Print out every record exactly as it appears.
======== EXERCISE INPUT ========
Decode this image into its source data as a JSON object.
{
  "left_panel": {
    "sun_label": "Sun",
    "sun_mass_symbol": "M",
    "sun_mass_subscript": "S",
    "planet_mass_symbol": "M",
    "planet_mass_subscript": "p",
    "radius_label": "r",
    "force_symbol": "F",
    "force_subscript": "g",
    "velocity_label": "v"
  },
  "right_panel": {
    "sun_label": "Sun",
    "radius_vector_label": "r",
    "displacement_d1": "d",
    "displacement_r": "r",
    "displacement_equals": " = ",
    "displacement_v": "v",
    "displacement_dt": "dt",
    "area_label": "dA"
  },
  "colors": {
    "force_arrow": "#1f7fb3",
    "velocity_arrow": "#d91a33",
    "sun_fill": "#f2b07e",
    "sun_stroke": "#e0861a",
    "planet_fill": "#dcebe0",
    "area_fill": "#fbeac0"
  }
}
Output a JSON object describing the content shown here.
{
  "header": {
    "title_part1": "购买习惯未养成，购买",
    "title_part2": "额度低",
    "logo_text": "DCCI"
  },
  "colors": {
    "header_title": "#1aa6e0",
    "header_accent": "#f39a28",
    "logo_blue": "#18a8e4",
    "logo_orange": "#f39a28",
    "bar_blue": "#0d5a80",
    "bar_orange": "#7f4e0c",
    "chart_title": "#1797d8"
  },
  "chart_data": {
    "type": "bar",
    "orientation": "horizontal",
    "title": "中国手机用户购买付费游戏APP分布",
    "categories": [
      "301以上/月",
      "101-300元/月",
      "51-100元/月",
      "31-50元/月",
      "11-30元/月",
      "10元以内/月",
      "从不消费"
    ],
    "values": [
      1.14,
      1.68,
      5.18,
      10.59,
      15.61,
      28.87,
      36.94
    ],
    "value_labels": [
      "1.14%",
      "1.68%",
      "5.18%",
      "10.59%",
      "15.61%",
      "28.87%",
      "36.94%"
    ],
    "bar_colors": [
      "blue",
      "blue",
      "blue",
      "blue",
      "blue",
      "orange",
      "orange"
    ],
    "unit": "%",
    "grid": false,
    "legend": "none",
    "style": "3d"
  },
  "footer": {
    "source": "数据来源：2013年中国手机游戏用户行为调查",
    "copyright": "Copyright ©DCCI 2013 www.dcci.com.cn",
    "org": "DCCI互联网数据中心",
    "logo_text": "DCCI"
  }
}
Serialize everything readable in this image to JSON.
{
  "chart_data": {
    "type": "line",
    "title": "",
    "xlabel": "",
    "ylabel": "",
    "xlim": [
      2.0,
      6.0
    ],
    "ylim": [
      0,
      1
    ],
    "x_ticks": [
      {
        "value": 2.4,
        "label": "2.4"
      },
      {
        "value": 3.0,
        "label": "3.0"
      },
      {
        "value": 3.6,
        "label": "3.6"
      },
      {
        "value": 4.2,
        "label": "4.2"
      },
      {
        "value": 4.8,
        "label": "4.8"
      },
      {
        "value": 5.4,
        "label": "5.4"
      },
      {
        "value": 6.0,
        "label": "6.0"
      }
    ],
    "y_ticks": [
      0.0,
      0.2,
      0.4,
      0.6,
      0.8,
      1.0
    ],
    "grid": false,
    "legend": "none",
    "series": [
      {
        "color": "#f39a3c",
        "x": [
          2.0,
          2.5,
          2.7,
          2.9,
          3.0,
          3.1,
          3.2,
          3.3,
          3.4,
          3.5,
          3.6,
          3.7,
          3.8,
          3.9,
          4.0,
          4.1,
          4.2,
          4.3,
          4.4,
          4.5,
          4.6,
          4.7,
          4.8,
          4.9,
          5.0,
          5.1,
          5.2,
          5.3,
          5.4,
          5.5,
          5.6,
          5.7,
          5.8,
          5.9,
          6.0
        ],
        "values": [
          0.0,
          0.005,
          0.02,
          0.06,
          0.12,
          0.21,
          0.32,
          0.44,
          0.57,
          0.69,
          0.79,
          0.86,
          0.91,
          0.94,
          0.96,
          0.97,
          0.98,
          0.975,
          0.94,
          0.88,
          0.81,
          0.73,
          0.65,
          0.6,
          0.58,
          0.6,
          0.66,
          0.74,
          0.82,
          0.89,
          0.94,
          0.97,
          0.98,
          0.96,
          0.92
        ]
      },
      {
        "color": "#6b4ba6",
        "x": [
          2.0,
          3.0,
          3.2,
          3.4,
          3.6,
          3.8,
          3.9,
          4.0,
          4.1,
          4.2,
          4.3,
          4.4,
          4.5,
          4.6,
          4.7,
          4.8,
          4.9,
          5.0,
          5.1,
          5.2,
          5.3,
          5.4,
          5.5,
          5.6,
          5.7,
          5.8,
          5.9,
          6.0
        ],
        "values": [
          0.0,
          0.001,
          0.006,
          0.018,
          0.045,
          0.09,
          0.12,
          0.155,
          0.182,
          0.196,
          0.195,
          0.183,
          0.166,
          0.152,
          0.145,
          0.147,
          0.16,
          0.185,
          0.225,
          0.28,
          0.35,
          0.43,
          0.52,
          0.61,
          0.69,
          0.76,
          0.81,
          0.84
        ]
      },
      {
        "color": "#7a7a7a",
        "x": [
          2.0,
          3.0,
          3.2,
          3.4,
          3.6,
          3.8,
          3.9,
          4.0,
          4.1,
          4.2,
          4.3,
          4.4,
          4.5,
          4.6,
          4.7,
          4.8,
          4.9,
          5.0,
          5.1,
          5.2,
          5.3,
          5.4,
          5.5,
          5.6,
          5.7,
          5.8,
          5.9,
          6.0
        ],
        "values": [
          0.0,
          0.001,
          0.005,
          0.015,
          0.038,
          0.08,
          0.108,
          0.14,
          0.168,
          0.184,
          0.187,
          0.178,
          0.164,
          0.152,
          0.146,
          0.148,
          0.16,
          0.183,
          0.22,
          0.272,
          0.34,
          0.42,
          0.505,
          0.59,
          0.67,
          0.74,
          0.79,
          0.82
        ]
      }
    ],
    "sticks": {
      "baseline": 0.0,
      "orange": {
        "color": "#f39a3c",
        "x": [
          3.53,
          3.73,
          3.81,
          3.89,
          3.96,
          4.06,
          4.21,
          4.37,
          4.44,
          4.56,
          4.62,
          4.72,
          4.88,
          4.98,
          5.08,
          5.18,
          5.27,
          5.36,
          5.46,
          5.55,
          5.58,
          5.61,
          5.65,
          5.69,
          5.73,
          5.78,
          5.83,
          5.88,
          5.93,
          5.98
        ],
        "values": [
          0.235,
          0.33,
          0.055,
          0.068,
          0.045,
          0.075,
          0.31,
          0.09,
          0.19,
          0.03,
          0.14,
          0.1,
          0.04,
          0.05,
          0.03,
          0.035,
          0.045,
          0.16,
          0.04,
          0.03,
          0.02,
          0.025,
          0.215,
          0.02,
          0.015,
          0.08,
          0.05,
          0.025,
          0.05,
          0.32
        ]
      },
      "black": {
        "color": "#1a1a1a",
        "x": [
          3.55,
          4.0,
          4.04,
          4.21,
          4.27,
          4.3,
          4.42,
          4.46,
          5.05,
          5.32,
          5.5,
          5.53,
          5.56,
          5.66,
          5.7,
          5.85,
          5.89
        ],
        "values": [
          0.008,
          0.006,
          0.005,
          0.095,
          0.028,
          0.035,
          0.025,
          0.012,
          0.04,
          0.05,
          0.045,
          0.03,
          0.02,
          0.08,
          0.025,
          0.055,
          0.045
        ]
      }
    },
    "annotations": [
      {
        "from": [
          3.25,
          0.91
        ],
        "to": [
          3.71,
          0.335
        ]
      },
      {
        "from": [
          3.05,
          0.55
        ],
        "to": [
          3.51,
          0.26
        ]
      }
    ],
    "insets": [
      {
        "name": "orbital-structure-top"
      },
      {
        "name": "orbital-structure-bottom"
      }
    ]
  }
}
========
EXPECTED ANSWER:
Decode this image into its source data as a JSON object.
{
  "left_panel": {
    "sun_label": "Sun",
    "sun_mass_symbol": "M",
    "sun_mass_subscript": "S",
    "planet_mass_symbol": "M",
    "planet_mass_subscript": "p",
    "radius_label": "r",
    "force_symbol": "F",
    "force_subscript": "g",
    "velocity_label": "v"
  },
  "right_panel": {
    "sun_label": "Sun",
    "radius_vector_label": "r",
    "displacement_d1": "d",
    "displacement_r": "r",
    "displacement_equals": " = ",
    "displacement_v": "v",
    "displacement_dt": "dt",
    "area_label": "dA"
  },
  "colors": {
    "force_arrow": "#1f7fb3",
    "velocity_arrow": "#d91a33",
    "sun_fill": "#f2b07e",
    "sun_stroke": "#e0861a",
    "planet_fill": "#dcebe0",
    "area_fill": "#fbeac0"
  }
}
Output a JSON object describing the content shown here.
{
  "header": {
    "title_part1": "购买习惯未养成，购买",
    "title_part2": "额度低",
    "logo_text": "DCCI"
  },
  "colors": {
    "header_title": "#1aa6e0",
    "header_accent": "#f39a28",
    "logo_blue": "#18a8e4",
    "logo_orange": "#f39a28",
    "bar_blue": "#0d5a80",
    "bar_orange": "#7f4e0c",
    "chart_title": "#1797d8"
  },
  "chart_data": {
    "type": "bar",
    "orientation": "horizontal",
    "title": "中国手机用户购买付费游戏APP分布",
    "categories": [
      "301以上/月",
      "101-300元/月",
      "51-100元/月",
      "31-50元/月",
      "11-30元/月",
      "10元以内/月",
      "从不消费"
    ],
    "values": [
      1.14,
      1.68,
      5.18,
      10.59,
      15.61,
      28.87,
      36.94
    ],
    "value_labels": [
      "1.14%",
      "1.68%",
      "5.18%",
      "10.59%",
      "15.61%",
      "28.87%",
      "36.94%"
    ],
    "bar_colors": [
      "blue",
      "blue",
      "blue",
      "blue",
      "blue",
      "orange",
      "orange"
    ],
    "unit": "%",
    "grid": false,
    "legend": "none",
    "style": "3d"
  },
  "footer": {
    "source": "数据来源：2013年中国手机游戏用户行为调查",
    "copyright": "Copyright ©DCCI 2013 www.dcci.com.cn",
    "org": "DCCI互联网数据中心",
    "logo_text": "DCCI"
  }
}
Serialize everything readable in this image to JSON.
{
  "chart_data": {
    "type": "line",
    "title": "",
    "xlabel": "",
    "ylabel": "",
    "xlim": [
      2.0,
      6.0
    ],
    "ylim": [
      0,
      1
    ],
    "x_ticks": [
      {
        "value": 2.4,
        "label": "2.4"
      },
      {
        "value": 3.0,
        "label": "3.0"
      },
      {
        "value": 3.6,
        "label": "3.6"
      },
      {
        "value": 4.2,
        "label": "4.2"
      },
      {
        "value": 4.8,
        "label": "4.8"
      },
      {
        "value": 5.4,
        "label": "5.4"
      },
      {
        "value": 6.0,
        "label": "6.0"
      }
    ],
    "y_ticks": [
      0.0,
      0.2,
      0.4,
      0.6,
      0.8,
      1.0
    ],
    "grid": false,
    "legend": "none",
    "series": [
      {
        "color": "#f39a3c",
        "x": [
          2.0,
          2.5,
          2.7,
          2.9,
          3.0,
          3.1,
          3.2,
          3.3,
          3.4,
          3.5,
          3.6,
          3.7,
          3.8,
          3.9,
          4.0,
          4.1,
          4.2,
          4.3,
          4.4,
          4.5,
          4.6,
          4.7,
          4.8,
          4.9,
          5.0,
          5.1,
          5.2,
          5.3,
          5.4,
          5.5,
          5.6,
          5.7,
          5.8,
          5.9,
          6.0
        ],
        "values": [
          0.0,
          0.005,
          0.02,
          0.06,
          0.12,
          0.21,
          0.32,
          0.44,
          0.57,
          0.69,
          0.79,
          0.86,
          0.91,
          0.94,
          0.96,
          0.97,
          0.98,
          0.975,
          0.94,
          0.88,
          0.81,
          0.73,
          0.65,
          0.6,
          0.58,
          0.6,
          0.66,
          0.74,
          0.82,
          0.89,
          0.94,
          0.97,
          0.98,
          0.96,
          0.92
        ]
      },
      {
        "color": "#6b4ba6",
        "x": [
          2.0,
          3.0,
          3.2,
          3.4,
          3.6,
          3.8,
          3.9,
          4.0,
          4.1,
          4.2,
          4.3,
          4.4,
          4.5,
          4.6,
          4.7,
          4.8,
          4.9,
          5.0,
          5.1,
          5.2,
          5.3,
          5.4,
          5.5,
          5.6,
          5.7,
          5.8,
          5.9,
          6.0
        ],
        "values": [
          0.0,
          0.001,
          0.006,
          0.018,
          0.045,
          0.09,
          0.12,
          0.155,
          0.182,
          0.196,
          0.195,
          0.183,
          0.166,
          0.152,
          0.145,
          0.147,
          0.16,
          0.185,
          0.225,
          0.28,
          0.35,
          0.43,
          0.52,
          0.61,
          0.69,
          0.76,
          0.81,
          0.84
        ]
      },
      {
        "color": "#7a7a7a",
        "x": [
          2.0,
          3.0,
          3.2,
          3.4,
          3.6,
          3.8,
          3.9,
          4.0,
          4.1,
          4.2,
          4.3,
          4.4,
          4.5,
          4.6,
          4.7,
          4.8,
          4.9,
          5.0,
          5.1,
          5.2,
          5.3,
          5.4,
          5.5,
          5.6,
          5.7,
          5.8,
          5.9,
          6.0
        ],
        "values": [
          0.0,
          0.001,
          0.005,
          0.015,
          0.038,
          0.08,
          0.108,
          0.14,
          0.168,
          0.184,
          0.187,
          0.178,
          0.164,
          0.152,
          0.146,
          0.148,
          0.16,
          0.183,
          0.22,
          0.272,
          0.34,
          0.42,
          0.505,
          0.59,
          0.67,
          0.74,
          0.79,
          0.82
        ]
      }
    ],
    "sticks": {
      "baseline": 0.0,
      "orange": {
        "color": "#f39a3c",
        "x": [
          3.53,
          3.73,
          3.81,
          3.89,
          3.96,
          4.06,
          4.21,
          4.37,
          4.44,
          4.56,
          4.62,
          4.72,
          4.88,
          4.98,
          5.08,
          5.18,
          5.27,
          5.36,
          5.46,
          5.55,
          5.58,
          5.61,
          5.65,
          5.69,
          5.73,
          5.78,
          5.83,
          5.88,
          5.93,
          5.98
        ],
        "values": [
          0.235,
          0.33,
          0.055,
          0.068,
          0.045,
          0.075,
          0.31,
          0.09,
          0.19,
          0.03,
          0.14,
          0.1,
          0.04,
          0.05,
          0.03,
          0.035,
          0.045,
          0.16,
          0.04,
          0.03,
          0.02,
          0.025,
          0.215,
          0.02,
          0.015,
          0.08,
          0.05,
          0.025,
          0.05,
          0.32
        ]
      },
      "black": {
        "color": "#1a1a1a",
        "x": [
          3.55,
          4.0,
          4.04,
          4.21,
          4.27,
          4.3,
          4.42,
          4.46,
          5.05,
          5.32,
          5.5,
          5.53,
          5.56,
          5.66,
          5.7,
          5.85,
          5.89
        ],
        "values": [
          0.008,
          0.006,
          0.005,
          0.095,
          0.028,
          0.035,
          0.025,
          0.012,
          0.04,
          0.05,
          0.045,
          0.03,
          0.02,
          0.08,
          0.025,
          0.055,
          0.045
        ]
      }
    },
    "annotations": [
      {
        "from": [
          3.25,
          0.91
        ],
        "to": [
          3.71,
          0.335
        ]
      },
      {
        "from": [
          3.05,
          0.55
        ],
        "to": [
          3.51,
          0.26
        ]
      }
    ],
    "insets": [
      {
        "name": "orbital-structure-top"
      },
      {
        "name": "orbital-structure-bottom"
      }
    ]
  }
}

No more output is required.